** BEGIN Source material **

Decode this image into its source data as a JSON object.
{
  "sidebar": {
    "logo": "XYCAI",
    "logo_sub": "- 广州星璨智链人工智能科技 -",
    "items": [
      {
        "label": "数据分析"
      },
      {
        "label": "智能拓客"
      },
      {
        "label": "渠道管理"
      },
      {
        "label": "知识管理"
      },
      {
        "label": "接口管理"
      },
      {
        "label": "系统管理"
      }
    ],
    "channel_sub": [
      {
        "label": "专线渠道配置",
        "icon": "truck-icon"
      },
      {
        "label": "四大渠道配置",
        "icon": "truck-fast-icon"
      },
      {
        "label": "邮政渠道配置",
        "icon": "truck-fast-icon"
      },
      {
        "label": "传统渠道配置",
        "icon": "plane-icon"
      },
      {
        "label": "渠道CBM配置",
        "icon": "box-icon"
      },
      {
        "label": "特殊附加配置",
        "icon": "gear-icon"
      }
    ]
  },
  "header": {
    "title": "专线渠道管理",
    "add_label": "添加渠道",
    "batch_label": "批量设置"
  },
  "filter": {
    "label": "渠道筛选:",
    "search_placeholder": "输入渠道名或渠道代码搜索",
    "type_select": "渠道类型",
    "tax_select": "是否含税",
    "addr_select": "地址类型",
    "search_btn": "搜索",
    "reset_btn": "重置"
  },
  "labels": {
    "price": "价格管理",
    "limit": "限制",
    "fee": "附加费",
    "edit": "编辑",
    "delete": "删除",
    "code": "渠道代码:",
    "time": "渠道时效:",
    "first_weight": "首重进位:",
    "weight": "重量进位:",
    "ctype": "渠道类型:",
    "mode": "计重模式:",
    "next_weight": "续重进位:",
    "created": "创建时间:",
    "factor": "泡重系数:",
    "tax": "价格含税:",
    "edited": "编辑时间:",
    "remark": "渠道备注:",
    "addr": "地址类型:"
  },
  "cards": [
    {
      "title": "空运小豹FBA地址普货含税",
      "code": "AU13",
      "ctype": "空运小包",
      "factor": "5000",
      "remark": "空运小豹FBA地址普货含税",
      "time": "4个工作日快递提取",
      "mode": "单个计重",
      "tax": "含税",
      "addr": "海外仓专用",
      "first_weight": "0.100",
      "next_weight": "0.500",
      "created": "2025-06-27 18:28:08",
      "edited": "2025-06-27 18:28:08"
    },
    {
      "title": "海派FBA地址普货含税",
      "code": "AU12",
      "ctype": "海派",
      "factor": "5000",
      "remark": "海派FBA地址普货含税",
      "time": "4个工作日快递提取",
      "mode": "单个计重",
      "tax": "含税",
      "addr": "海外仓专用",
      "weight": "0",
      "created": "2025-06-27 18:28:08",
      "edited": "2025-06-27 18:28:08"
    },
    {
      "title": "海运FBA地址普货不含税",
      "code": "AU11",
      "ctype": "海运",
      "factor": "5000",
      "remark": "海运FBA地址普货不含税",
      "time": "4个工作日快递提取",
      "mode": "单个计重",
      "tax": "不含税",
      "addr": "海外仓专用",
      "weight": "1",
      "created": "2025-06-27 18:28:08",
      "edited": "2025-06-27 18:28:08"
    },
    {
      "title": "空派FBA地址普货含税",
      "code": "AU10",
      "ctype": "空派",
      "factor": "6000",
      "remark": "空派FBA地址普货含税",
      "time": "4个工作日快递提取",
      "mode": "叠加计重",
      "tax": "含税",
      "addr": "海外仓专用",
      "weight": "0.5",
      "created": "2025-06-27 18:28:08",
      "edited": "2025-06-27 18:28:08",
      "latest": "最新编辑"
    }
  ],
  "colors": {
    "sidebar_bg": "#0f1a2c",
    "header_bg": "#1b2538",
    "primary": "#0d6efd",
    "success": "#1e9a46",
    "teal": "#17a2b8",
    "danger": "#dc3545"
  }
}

** END Source material **

▶ [Task prompt]
Copy out the whole listing exactly; please set it all down.

▶ [Task output]
Decode this image into its source data as a JSON object.
{
  "sidebar": {
    "logo": "XYCAI",
    "logo_sub": "- 广州星璨智链人工智能科技 -",
    "items": [
      {
        "label": "数据分析"
      },
      {
        "label": "智能拓客"
      },
      {
        "label": "渠道管理"
      },
      {
        "label": "知识管理"
      },
      {
        "label": "接口管理"
      },
      {
        "label": "系统管理"
      }
    ],
    "channel_sub": [
      {
        "label": "专线渠道配置",
        "icon": "truck-icon"
      },
      {
        "label": "四大渠道配置",
        "icon": "truck-fast-icon"
      },
      {
        "label": "邮政渠道配置",
        "icon": "truck-fast-icon"
      },
      {
        "label": "传统渠道配置",
        "icon": "plane-icon"
      },
      {
        "label": "渠道CBM配置",
        "icon": "box-icon"
      },
      {
        "label": "特殊附加配置",
        "icon": "gear-icon"
      }
    ]
  },
  "header": {
    "title": "专线渠道管理",
    "add_label": "添加渠道",
    "batch_label": "批量设置"
  },
  "filter": {
    "label": "渠道筛选:",
    "search_placeholder": "输入渠道名或渠道代码搜索",
    "type_select": "渠道类型",
    "tax_select": "是否含税",
    "addr_select": "地址类型",
    "search_btn": "搜索",
    "reset_btn": "重置"
  },
  "labels": {
    "price": "价格管理",
    "limit": "限制",
    "fee": "附加费",
    "edit": "编辑",
    "delete": "删除",
    "code": "渠道代码:",
    "time": "渠道时效:",
    "first_weight": "首重进位:",
    "weight": "重量进位:",
    "ctype": "渠道类型:",
    "mode": "计重模式:",
    "next_weight": "续重进位:",
    "created": "创建时间:",
    "factor": "泡重系数:",
    "tax": "价格含税:",
    "edited": "编辑时间:",
    "remark": "渠道备注:",
    "addr": "地址类型:"
  },
  "cards": [
    {
      "title": "空运小豹FBA地址普货含税",
      "code": "AU13",
      "ctype": "空运小包",
      "factor": "5000",
      "remark": "空运小豹FBA地址普货含税",
      "time": "4个工作日快递提取",
      "mode": "单个计重",
      "tax": "含税",
      "addr": "海外仓专用",
      "first_weight": "0.100",
      "next_weight": "0.500",
      "created": "2025-06-27 18:28:08",
      "edited": "2025-06-27 18:28:08"
    },
    {
      "title": "海派FBA地址普货含税",
      "code": "AU12",
      "ctype": "海派",
      "factor": "5000",
      "remark": "海派FBA地址普货含税",
      "time": "4个工作日快递提取",
      "mode": "单个计重",
      "tax": "含税",
      "addr": "海外仓专用",
      "weight": "0",
      "created": "2025-06-27 18:28:08",
      "edited": "2025-06-27 18:28:08"
    },
    {
      "title": "海运FBA地址普货不含税",
      "code": "AU11",
      "ctype": "海运",
      "factor": "5000",
      "remark": "海运FBA地址普货不含税",
      "time": "4个工作日快递提取",
      "mode": "单个计重",
      "tax": "不含税",
      "addr": "海外仓专用",
      "weight": "1",
      "created": "2025-06-27 18:28:08",
      "edited": "2025-06-27 18:28:08"
    },
    {
      "title": "空派FBA地址普货含税",
      "code": "AU10",
      "ctype": "空派",
      "factor": "6000",
      "remark": "空派FBA地址普货含税",
      "time": "4个工作日快递提取",
      "mode": "叠加计重",
      "tax": "含税",
      "addr": "海外仓专用",
      "weight": "0.5",
      "created": "2025-06-27 18:28:08",
      "edited": "2025-06-27 18:28:08",
      "latest": "最新编辑"
    }
  ],
  "colors": {
    "sidebar_bg": "#0f1a2c",
    "header_bg": "#1b2538",
    "primary": "#0d6efd",
    "success": "#1e9a46",
    "teal": "#17a2b8",
    "danger": "#dc3545"
  }
}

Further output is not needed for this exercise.